Source records →
________________________
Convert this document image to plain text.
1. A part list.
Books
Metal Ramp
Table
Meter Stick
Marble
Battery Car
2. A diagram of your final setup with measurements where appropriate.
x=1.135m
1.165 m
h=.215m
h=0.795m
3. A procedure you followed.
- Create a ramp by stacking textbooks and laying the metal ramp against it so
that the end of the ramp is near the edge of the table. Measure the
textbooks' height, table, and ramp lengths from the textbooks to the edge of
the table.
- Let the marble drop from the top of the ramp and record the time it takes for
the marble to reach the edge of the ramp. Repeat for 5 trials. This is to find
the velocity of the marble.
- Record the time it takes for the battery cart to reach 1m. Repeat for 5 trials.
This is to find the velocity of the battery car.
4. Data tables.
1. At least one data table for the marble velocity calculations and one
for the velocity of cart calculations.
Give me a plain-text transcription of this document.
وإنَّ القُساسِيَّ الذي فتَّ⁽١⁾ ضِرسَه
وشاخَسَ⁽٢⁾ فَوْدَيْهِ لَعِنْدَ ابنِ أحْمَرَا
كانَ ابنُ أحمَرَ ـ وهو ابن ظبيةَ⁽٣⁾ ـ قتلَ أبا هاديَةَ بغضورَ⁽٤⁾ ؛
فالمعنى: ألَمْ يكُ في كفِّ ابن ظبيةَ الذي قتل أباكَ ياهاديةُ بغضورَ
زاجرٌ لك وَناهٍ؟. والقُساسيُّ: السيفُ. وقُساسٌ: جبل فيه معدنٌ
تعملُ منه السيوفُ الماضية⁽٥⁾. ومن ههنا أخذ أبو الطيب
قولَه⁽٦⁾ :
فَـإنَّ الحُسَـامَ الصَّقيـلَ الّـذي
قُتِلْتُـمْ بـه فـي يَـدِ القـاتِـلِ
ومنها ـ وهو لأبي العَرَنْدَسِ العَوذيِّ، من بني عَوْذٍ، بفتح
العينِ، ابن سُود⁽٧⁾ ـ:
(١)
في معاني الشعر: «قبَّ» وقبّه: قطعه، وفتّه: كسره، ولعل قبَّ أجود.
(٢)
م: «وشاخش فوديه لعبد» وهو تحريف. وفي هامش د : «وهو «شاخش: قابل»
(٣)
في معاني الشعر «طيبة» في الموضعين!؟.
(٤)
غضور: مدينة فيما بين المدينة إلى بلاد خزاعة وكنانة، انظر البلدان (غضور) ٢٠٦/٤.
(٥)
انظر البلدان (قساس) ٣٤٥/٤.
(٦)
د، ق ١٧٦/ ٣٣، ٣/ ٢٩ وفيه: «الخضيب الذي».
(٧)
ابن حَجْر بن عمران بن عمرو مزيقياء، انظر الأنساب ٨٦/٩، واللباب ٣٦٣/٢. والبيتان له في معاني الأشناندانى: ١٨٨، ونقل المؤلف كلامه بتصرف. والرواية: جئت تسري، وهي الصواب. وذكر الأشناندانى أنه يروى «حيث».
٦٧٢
________________________
What you are asked to do → In the entries above, find each line with the string "calculations" and copy it.

Answer to this exercise →
1. At least one data table for the marble velocity calculations and one
for the velocity of cart calculations.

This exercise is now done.